:: Extracted text ::
When the smoke has literally and figuratively cleared, Australia must reckon with what the experts assure us is a new reality: longer fire seasons and hotter, drier climates.

Flames engulf a home in the NSW south coast town of Lake Conjola. Picture: Matthew Abbott
Flames engulf a home in the NSW south coast town of Lake Conjola. Picture: Matthew Abbott

If Australians needed further convincing the fires ravaging the east coast this year are different than those that had gone before, the sight of exhausted holidaymakers being evacuated from the pier at Mallacoota into the bowels of HMAS Choules should do it.

Days earlier those same people huddled under blood-red skies as firefighters fought house to house and throughout the night to save the Victorian town from the monster fire front that tore a deadly path through East Gippsland.

On the NSW south coast, similar battles were fought — some won, many lost.

The historic town of Cobargo is all but gone. About 100km to the north, the community of Lake Conjola surrendered 89 homes while at nearby Sussex Inlet authorities pulled the charred remains of a fire victim from the burnt wreck of a car earlier this week.

:: Raw data ::
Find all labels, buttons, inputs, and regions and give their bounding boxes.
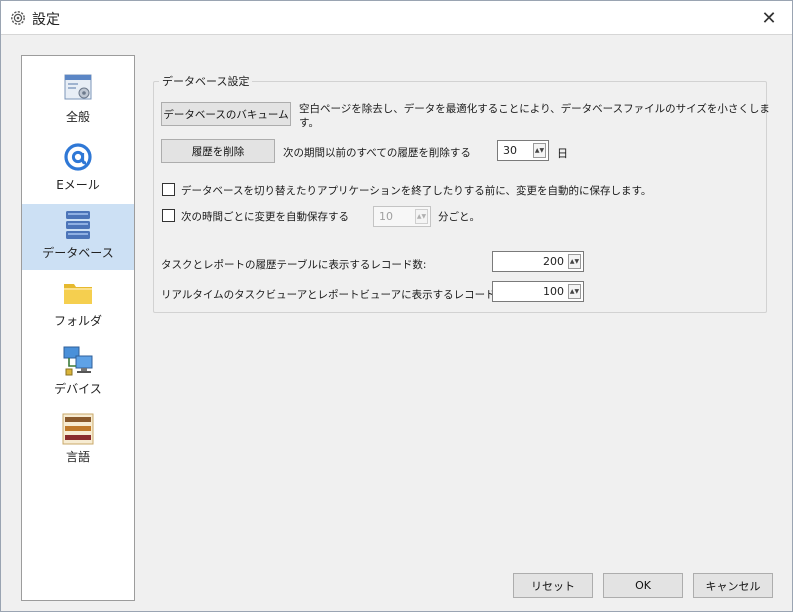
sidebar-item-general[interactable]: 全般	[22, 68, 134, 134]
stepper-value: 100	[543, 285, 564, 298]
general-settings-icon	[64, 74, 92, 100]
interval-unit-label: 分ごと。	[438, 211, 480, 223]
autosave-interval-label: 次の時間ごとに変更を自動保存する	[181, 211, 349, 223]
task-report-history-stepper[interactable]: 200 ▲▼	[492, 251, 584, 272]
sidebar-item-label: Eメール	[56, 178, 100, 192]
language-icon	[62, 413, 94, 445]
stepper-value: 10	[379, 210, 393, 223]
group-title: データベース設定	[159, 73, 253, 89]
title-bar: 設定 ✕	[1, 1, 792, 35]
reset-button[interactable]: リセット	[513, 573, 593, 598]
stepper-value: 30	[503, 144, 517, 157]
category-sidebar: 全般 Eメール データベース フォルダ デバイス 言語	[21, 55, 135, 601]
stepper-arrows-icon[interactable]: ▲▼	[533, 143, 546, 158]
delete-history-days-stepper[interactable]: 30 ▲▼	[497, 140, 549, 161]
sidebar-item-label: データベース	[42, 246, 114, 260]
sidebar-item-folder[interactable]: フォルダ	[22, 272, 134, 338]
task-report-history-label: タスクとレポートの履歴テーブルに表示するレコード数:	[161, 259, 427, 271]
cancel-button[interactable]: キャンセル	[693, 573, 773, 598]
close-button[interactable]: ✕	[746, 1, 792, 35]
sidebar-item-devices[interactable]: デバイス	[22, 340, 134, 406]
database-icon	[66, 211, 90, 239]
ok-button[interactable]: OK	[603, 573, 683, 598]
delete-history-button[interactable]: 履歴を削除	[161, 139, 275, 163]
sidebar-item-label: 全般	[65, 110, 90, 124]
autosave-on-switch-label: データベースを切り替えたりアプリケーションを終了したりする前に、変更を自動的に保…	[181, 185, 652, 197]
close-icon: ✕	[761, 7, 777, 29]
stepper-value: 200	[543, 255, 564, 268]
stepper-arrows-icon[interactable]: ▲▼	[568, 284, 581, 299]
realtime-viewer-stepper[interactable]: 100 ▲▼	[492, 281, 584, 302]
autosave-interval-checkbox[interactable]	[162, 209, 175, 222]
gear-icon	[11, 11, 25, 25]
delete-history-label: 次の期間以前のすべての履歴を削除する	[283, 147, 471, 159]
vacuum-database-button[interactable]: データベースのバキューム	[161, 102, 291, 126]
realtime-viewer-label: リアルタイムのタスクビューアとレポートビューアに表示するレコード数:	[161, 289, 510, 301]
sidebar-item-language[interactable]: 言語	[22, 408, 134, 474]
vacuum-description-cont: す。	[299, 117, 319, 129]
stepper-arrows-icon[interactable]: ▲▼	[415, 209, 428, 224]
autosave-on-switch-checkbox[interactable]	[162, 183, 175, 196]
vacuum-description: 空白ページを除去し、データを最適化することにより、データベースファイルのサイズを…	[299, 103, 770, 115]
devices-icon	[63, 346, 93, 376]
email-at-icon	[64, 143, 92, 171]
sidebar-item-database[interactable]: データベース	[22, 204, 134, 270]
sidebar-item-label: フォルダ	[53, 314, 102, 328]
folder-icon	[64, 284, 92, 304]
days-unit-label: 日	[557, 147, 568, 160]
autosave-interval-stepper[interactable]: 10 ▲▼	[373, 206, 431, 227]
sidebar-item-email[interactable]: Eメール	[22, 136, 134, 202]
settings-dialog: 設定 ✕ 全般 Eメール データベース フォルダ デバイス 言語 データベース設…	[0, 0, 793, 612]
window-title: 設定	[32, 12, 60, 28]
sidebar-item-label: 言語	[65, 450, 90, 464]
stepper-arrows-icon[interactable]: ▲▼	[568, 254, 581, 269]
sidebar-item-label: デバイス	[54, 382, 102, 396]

:: Exercise requirements ::
1. Write out the bushfire article word for word, starting with "Days earlier those" and going on through "through East Gippsland.".
2. Continue the bushfire article from where it stops.

:: Answers for the tasks ::
1.
Days earlier those same people huddled under blood-red skies as firefighters fought house to house and throughout the night to save the Victorian town from the monster fire front that tore a deadly path through East Gippsland.

2.
Malua Bay, 300km south of Sydney, looked like it had been bombed, with smoke billowing in from the fire-stricken hinterland and terrified residents huddled on the beach like refugees.

In dozens of coastal towns, fresh food and water have been in short supply. Power outages have crippled communications networks.

Locals and holidaymakers lucky enough to get out were forced to endure two-hour queues at petrol stations.

At the end of a hellish week — and with the threat of worse to come — 10 Australians are dead, although it’s feared that number could rise, with 28 people still unaccounted for in Victoria alone.

Hundreds of homes lie in ashened ruins; by the end of this summer, several million hectares of bushland will have been razed, with fires continuing to burn in NSW, Victoria, Tasmania, South Australia and Western Australia.

On Friday HMAS Choules began the mass evacuation of the 1000 or so people pinned to the coast by the unrelenting fires stoked by another day of soaring temperatures, high winds and low humidity.

Tens of thousands of people are expected to pour out of East Gippsland over coming days — be it by car or boat or whatever other means available — with authorities warning that the worst could still be to come.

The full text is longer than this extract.